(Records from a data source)
════════════════════
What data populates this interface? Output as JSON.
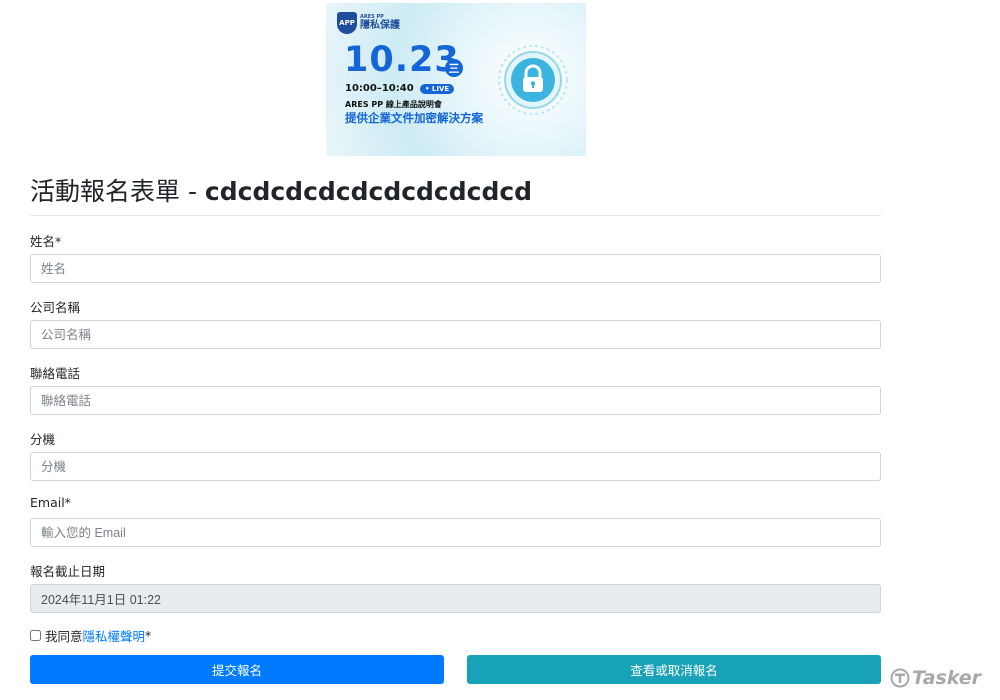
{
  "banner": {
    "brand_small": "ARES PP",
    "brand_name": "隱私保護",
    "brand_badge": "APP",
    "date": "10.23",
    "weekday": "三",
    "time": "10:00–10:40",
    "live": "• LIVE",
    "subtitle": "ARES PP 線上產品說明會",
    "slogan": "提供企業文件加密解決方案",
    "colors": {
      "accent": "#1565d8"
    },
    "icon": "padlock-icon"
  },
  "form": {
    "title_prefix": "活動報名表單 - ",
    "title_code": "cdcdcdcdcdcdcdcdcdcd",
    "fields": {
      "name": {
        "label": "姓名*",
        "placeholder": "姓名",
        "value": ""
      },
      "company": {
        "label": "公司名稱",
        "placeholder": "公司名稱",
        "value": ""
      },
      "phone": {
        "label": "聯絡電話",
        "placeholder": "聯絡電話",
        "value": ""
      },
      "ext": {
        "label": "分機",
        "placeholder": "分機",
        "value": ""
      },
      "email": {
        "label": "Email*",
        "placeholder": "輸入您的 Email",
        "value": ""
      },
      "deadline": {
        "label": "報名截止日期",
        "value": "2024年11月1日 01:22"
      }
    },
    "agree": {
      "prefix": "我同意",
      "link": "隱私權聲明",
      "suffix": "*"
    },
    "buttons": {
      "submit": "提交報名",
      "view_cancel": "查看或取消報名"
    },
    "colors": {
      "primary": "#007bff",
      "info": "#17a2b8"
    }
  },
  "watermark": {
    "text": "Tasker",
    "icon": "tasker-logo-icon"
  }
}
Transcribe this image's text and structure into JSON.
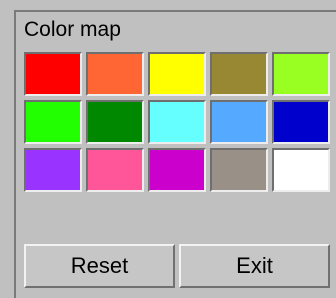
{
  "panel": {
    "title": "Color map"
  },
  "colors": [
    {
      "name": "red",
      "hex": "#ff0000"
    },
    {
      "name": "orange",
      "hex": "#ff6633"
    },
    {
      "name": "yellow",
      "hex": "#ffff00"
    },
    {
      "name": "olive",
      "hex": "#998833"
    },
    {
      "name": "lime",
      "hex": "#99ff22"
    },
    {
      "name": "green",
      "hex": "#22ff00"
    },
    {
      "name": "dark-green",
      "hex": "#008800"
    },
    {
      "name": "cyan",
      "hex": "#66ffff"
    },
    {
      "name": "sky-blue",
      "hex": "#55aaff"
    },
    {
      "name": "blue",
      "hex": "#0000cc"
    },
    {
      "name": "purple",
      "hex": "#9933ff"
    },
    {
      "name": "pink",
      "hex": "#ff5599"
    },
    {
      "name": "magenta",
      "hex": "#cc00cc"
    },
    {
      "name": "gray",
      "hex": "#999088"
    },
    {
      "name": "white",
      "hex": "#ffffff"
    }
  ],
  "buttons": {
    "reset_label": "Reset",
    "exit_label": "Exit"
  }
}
════════════════════
** Task instructions **
Reproduce the listing above from the line that contains "Transcribe this image's" through its final line, exactly and with nothing added. Omit the images.

** Full response **
Transcribe this image's text and structure into JSON.
{
  "panel": {
    "title": "Color map"
  },
  "colors": [
    {
      "name": "red",
      "hex": "#ff0000"
    },
    {
      "name": "orange",
      "hex": "#ff6633"
    },
    {
      "name": "yellow",
      "hex": "#ffff00"
    },
    {
      "name": "olive",
      "hex": "#998833"
    },
    {
      "name": "lime",
      "hex": "#99ff22"
    },
    {
      "name": "green",
      "hex": "#22ff00"
    },
    {
      "name": "dark-green",
      "hex": "#008800"
    },
    {
      "name": "cyan",
      "hex": "#66ffff"
    },
    {
      "name": "sky-blue",
      "hex": "#55aaff"
    },
    {
      "name": "blue",
      "hex": "#0000cc"
    },
    {
      "name": "purple",
      "hex": "#9933ff"
    },
    {
      "name": "pink",
      "hex": "#ff5599"
    },
    {
      "name": "magenta",
      "hex": "#cc00cc"
    },
    {
      "name": "gray",
      "hex": "#999088"
    },
    {
      "name": "white",
      "hex": "#ffffff"
    }
  ],
  "buttons": {
    "reset_label": "Reset",
    "exit_label": "Exit"
  }
}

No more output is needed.